### Problem details
Check each line for the string "camera". Give only the count of lines that have it.

(Collected data entries)
* begin *
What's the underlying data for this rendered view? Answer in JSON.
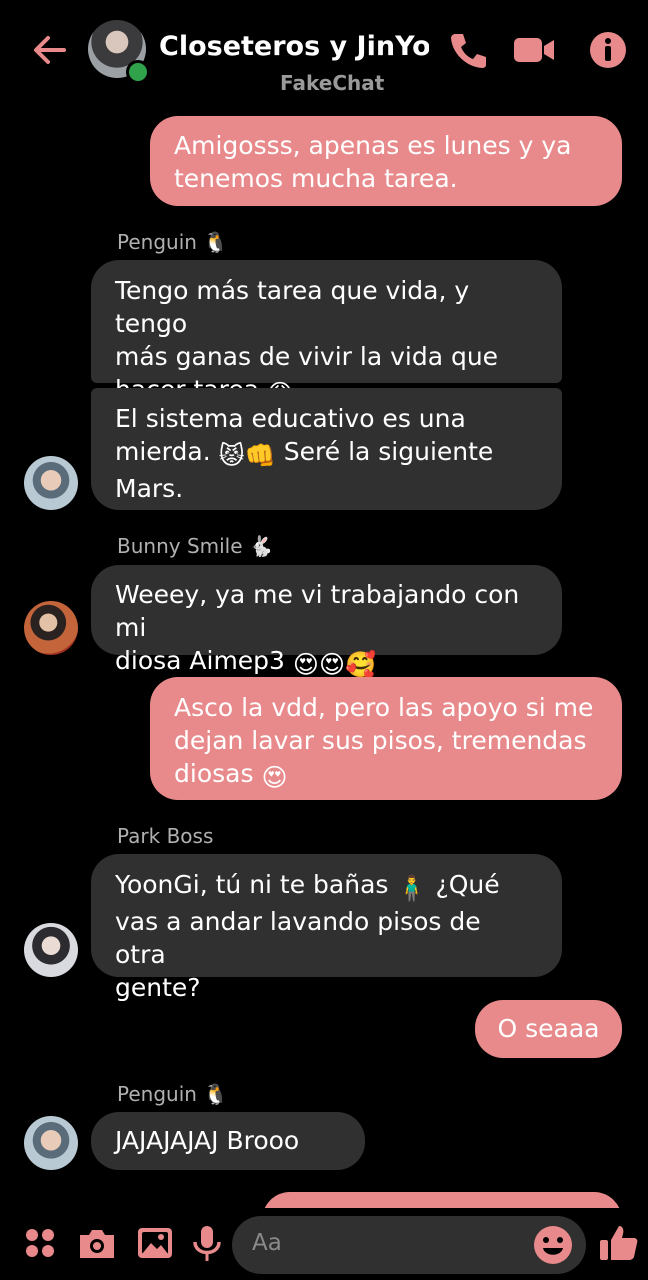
{
  "colors": {
    "accent": "#e88a8b",
    "incoming_bubble": "#303030",
    "background": "#000000",
    "online": "#31a24c"
  },
  "header": {
    "back_icon": "arrow-left-icon",
    "title": "Closeteros y JinYo...",
    "subtitle": "FakeChat",
    "call_icon": "phone-icon",
    "video_icon": "video-camera-icon",
    "info_icon": "info-icon"
  },
  "messages": [
    {
      "direction": "out",
      "text": "Amigosss, apenas es lunes y ya\ntenemos mucha tarea."
    },
    {
      "sender": "Penguin",
      "sender_emoji": "🐧"
    },
    {
      "direction": "in",
      "text": "Tengo más tarea que vida, y tengo\nmás ganas de vivir la vida que\nhacer tarea",
      "emoji": "😩"
    },
    {
      "direction": "in",
      "text_1": "El sistema educativo es una\nmierda. ",
      "emoji_1": "😾👊",
      "text_2": " Seré la siguiente\nMars."
    },
    {
      "sender": "Bunny Smile",
      "sender_emoji": "🐇"
    },
    {
      "direction": "in",
      "text": "Weeey, ya me vi trabajando con mi\ndiosa Aimep3 ",
      "emoji": "😍😍🥰"
    },
    {
      "direction": "out",
      "text": "Asco la vdd, pero las apoyo si me\ndejan lavar sus pisos, tremendas\ndiosas ",
      "emoji": "😍"
    },
    {
      "sender": "Park Boss"
    },
    {
      "direction": "in",
      "text_1": "YoonGi, tú ni te bañas ",
      "emoji_1": "🧍‍♂️",
      "text_2": " ¿Qué\nvas a andar lavando pisos de otra\ngente?"
    },
    {
      "direction": "out",
      "text": "O seaaa"
    },
    {
      "sender": "Penguin",
      "sender_emoji": "🐧"
    },
    {
      "direction": "in",
      "text": "JAJAJAJAJ Brooo"
    }
  ],
  "composer": {
    "placeholder": "Aa",
    "menu_icon": "four-dots-icon",
    "camera_icon": "camera-icon",
    "gallery_icon": "image-icon",
    "mic_icon": "microphone-icon",
    "emoji_icon": "smiley-icon",
    "like_icon": "thumbs-up-icon"
  }
}
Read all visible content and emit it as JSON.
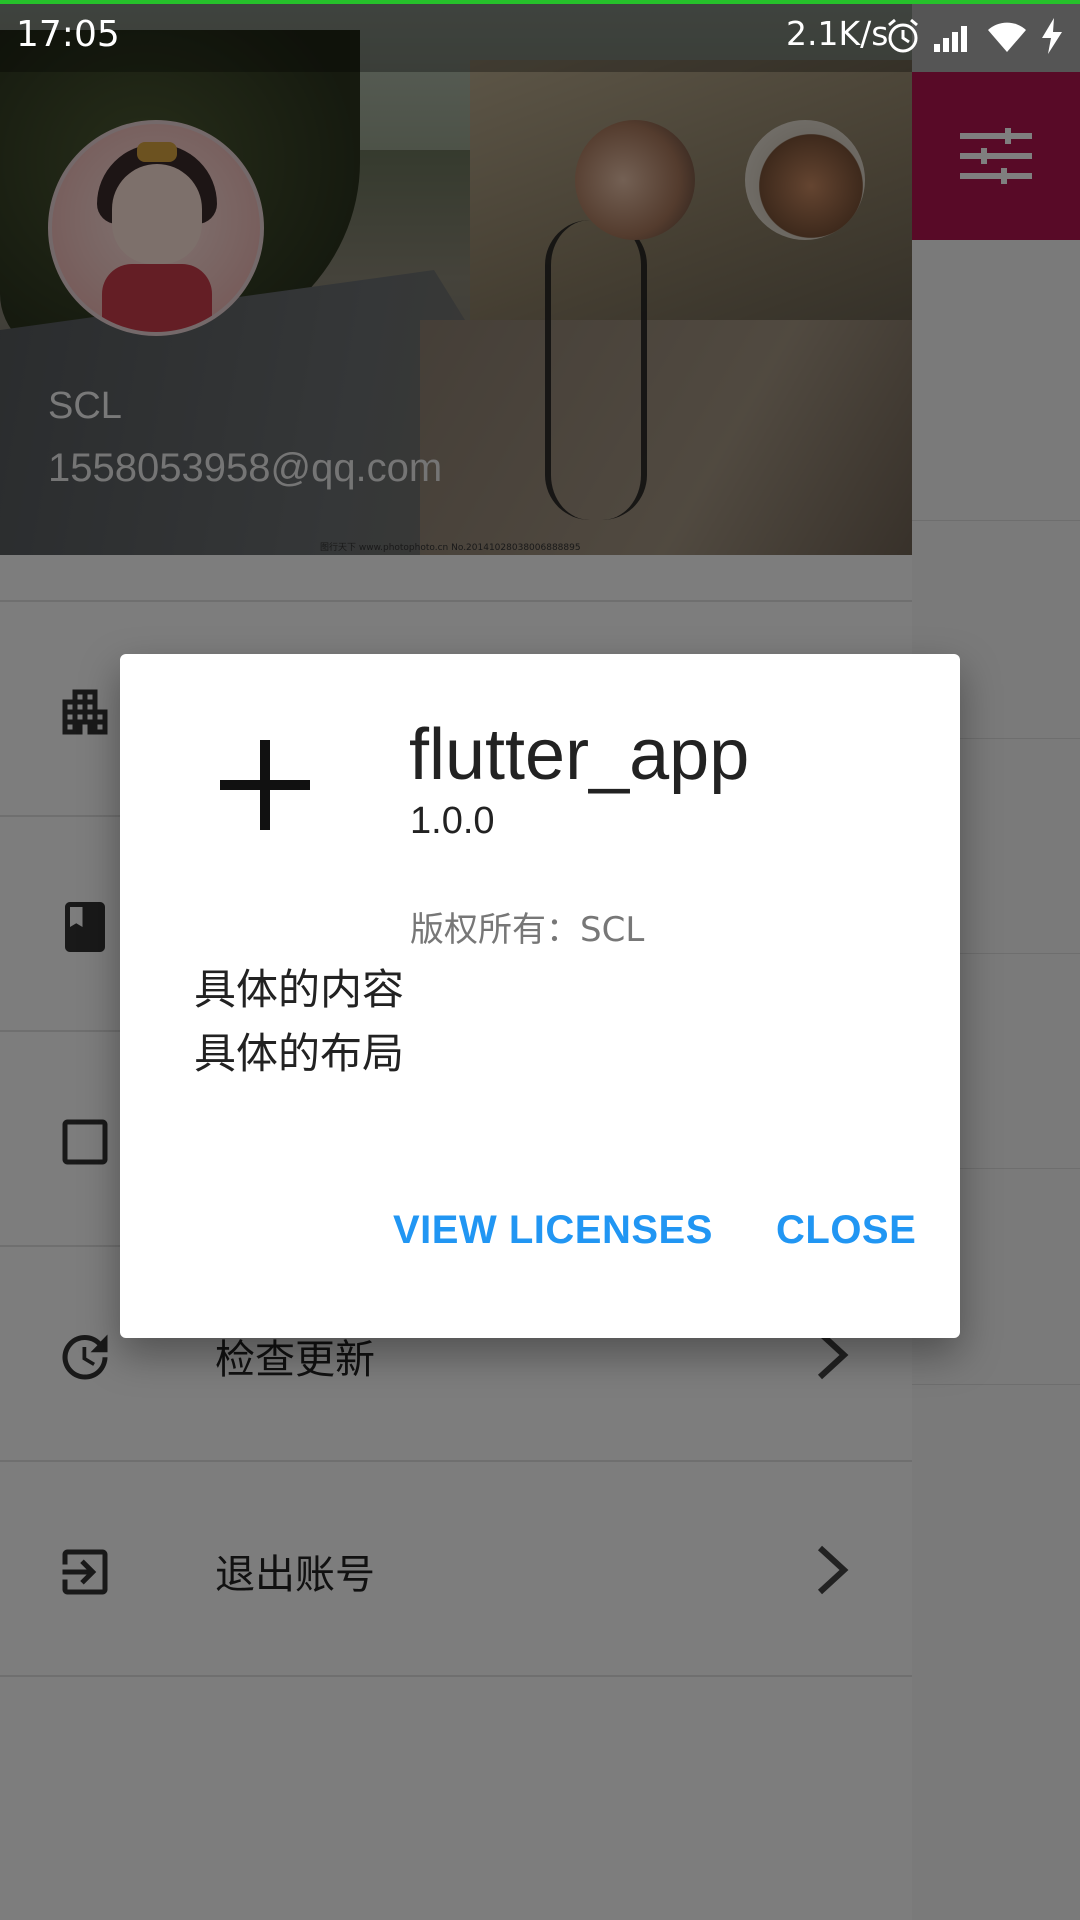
{
  "status_bar": {
    "time": "17:05",
    "net_speed": "2.1K/s",
    "icons": [
      "alarm-icon",
      "signal-icon",
      "wifi-icon",
      "charging-icon"
    ]
  },
  "app_bar": {
    "action_icon": "tune-icon"
  },
  "drawer": {
    "user": {
      "name": "SCL",
      "email": "1558053958@qq.com"
    },
    "watermark": "图行天下 www.photophoto.cn No.20141028038006888895",
    "items": [
      {
        "icon": "apartment-icon",
        "label": ""
      },
      {
        "icon": "book-icon",
        "label": ""
      },
      {
        "icon": "checkbox-icon",
        "label": ""
      },
      {
        "icon": "update-icon",
        "label": "检查更新"
      },
      {
        "icon": "logout-icon",
        "label": "退出账号"
      }
    ]
  },
  "dialog": {
    "app_icon": "add-icon",
    "app_name": "flutter_app",
    "version": "1.0.0",
    "legalese": "版权所有：SCL",
    "content": [
      "具体的内容",
      "具体的布局"
    ],
    "buttons": {
      "view_licenses": "VIEW LICENSES",
      "close": "CLOSE"
    }
  },
  "colors": {
    "accent": "#2196f3",
    "app_bar": "#b0154e",
    "progress": "#26c12b"
  }
}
* end *
### Written response
2